» **What you need to do**
Repeat all of the data precisely.

═══ Input records

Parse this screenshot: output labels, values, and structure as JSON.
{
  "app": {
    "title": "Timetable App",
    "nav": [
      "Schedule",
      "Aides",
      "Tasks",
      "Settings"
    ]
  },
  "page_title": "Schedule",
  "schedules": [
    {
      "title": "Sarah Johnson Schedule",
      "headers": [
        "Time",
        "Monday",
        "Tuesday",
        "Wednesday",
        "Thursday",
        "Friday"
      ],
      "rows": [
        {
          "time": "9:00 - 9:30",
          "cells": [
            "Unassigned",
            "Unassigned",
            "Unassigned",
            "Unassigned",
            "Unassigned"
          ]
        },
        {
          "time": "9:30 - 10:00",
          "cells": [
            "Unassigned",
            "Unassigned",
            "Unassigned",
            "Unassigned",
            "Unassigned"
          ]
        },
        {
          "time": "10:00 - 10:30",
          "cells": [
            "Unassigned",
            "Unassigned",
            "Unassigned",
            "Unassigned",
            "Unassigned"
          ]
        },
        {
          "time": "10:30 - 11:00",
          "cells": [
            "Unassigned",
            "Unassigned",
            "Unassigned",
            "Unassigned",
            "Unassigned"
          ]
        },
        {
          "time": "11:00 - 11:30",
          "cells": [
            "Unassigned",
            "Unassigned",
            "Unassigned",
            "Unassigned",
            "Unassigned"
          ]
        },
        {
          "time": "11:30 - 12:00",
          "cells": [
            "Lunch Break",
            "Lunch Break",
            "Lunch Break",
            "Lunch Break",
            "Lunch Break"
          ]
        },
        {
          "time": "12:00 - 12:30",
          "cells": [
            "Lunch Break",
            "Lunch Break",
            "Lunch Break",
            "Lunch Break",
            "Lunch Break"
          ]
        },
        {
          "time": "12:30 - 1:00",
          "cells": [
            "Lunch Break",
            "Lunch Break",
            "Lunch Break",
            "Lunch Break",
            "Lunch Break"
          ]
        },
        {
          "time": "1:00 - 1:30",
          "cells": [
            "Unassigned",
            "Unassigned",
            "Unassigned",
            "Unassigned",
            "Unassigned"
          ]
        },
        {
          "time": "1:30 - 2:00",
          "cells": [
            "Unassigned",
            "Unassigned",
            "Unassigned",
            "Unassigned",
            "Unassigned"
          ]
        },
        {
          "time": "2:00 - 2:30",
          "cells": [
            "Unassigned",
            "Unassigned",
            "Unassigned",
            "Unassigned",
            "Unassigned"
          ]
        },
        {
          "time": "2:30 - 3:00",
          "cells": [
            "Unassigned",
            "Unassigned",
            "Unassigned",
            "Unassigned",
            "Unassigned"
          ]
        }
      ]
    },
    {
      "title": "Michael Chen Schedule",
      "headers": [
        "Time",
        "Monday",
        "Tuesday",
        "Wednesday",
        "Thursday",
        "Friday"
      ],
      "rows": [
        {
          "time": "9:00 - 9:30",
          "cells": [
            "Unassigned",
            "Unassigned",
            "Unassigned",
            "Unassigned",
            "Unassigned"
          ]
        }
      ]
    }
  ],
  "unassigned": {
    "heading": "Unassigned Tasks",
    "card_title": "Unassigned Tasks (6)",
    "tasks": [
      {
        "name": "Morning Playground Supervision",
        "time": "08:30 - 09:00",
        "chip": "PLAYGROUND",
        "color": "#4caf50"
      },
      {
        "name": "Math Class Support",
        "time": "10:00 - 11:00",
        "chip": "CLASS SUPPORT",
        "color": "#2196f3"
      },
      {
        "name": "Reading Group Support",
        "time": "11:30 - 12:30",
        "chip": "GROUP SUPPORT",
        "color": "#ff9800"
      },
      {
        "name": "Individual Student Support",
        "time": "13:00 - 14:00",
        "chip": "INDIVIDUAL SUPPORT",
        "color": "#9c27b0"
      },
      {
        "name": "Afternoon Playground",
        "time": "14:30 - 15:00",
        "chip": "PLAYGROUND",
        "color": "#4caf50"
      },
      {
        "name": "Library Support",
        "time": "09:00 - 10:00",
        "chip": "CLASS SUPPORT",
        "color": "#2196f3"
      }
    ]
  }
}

══════

» **Complete answer**
Parse this screenshot: output labels, values, and structure as JSON.
{
  "app": {
    "title": "Timetable App",
    "nav": [
      "Schedule",
      "Aides",
      "Tasks",
      "Settings"
    ]
  },
  "page_title": "Schedule",
  "schedules": [
    {
      "title": "Sarah Johnson Schedule",
      "headers": [
        "Time",
        "Monday",
        "Tuesday",
        "Wednesday",
        "Thursday",
        "Friday"
      ],
      "rows": [
        {
          "time": "9:00 - 9:30",
          "cells": [
            "Unassigned",
            "Unassigned",
            "Unassigned",
            "Unassigned",
            "Unassigned"
          ]
        },
        {
          "time": "9:30 - 10:00",
          "cells": [
            "Unassigned",
            "Unassigned",
            "Unassigned",
            "Unassigned",
            "Unassigned"
          ]
        },
        {
          "time": "10:00 - 10:30",
          "cells": [
            "Unassigned",
            "Unassigned",
            "Unassigned",
            "Unassigned",
            "Unassigned"
          ]
        },
        {
          "time": "10:30 - 11:00",
          "cells": [
            "Unassigned",
            "Unassigned",
            "Unassigned",
            "Unassigned",
            "Unassigned"
          ]
        },
        {
          "time": "11:00 - 11:30",
          "cells": [
            "Unassigned",
            "Unassigned",
            "Unassigned",
            "Unassigned",
            "Unassigned"
          ]
        },
        {
          "time": "11:30 - 12:00",
          "cells": [
            "Lunch Break",
            "Lunch Break",
            "Lunch Break",
            "Lunch Break",
            "Lunch Break"
          ]
        },
        {
          "time": "12:00 - 12:30",
          "cells": [
            "Lunch Break",
            "Lunch Break",
            "Lunch Break",
            "Lunch Break",
            "Lunch Break"
          ]
        },
        {
          "time": "12:30 - 1:00",
          "cells": [
            "Lunch Break",
            "Lunch Break",
            "Lunch Break",
            "Lunch Break",
            "Lunch Break"
          ]
        },
        {
          "time": "1:00 - 1:30",
          "cells": [
            "Unassigned",
            "Unassigned",
            "Unassigned",
            "Unassigned",
            "Unassigned"
          ]
        },
        {
          "time": "1:30 - 2:00",
          "cells": [
            "Unassigned",
            "Unassigned",
            "Unassigned",
            "Unassigned",
            "Unassigned"
          ]
        },
        {
          "time": "2:00 - 2:30",
          "cells": [
            "Unassigned",
            "Unassigned",
            "Unassigned",
            "Unassigned",
            "Unassigned"
          ]
        },
        {
          "time": "2:30 - 3:00",
          "cells": [
            "Unassigned",
            "Unassigned",
            "Unassigned",
            "Unassigned",
            "Unassigned"
          ]
        }
      ]
    },
    {
      "title": "Michael Chen Schedule",
      "headers": [
        "Time",
        "Monday",
        "Tuesday",
        "Wednesday",
        "Thursday",
        "Friday"
      ],
      "rows": [
        {
          "time": "9:00 - 9:30",
          "cells": [
            "Unassigned",
            "Unassigned",
            "Unassigned",
            "Unassigned",
            "Unassigned"
          ]
        }
      ]
    }
  ],
  "unassigned": {
    "heading": "Unassigned Tasks",
    "card_title": "Unassigned Tasks (6)",
    "tasks": [
      {
        "name": "Morning Playground Supervision",
        "time": "08:30 - 09:00",
        "chip": "PLAYGROUND",
        "color": "#4caf50"
      },
      {
        "name": "Math Class Support",
        "time": "10:00 - 11:00",
        "chip": "CLASS SUPPORT",
        "color": "#2196f3"
      },
      {
        "name": "Reading Group Support",
        "time": "11:30 - 12:30",
        "chip": "GROUP SUPPORT",
        "color": "#ff9800"
      },
      {
        "name": "Individual Student Support",
        "time": "13:00 - 14:00",
        "chip": "INDIVIDUAL SUPPORT",
        "color": "#9c27b0"
      },
      {
        "name": "Afternoon Playground",
        "time": "14:30 - 15:00",
        "chip": "PLAYGROUND",
        "color": "#4caf50"
      },
      {
        "name": "Library Support",
        "time": "09:00 - 10:00",
        "chip": "CLASS SUPPORT",
        "color": "#2196f3"
      }
    ]
  }
}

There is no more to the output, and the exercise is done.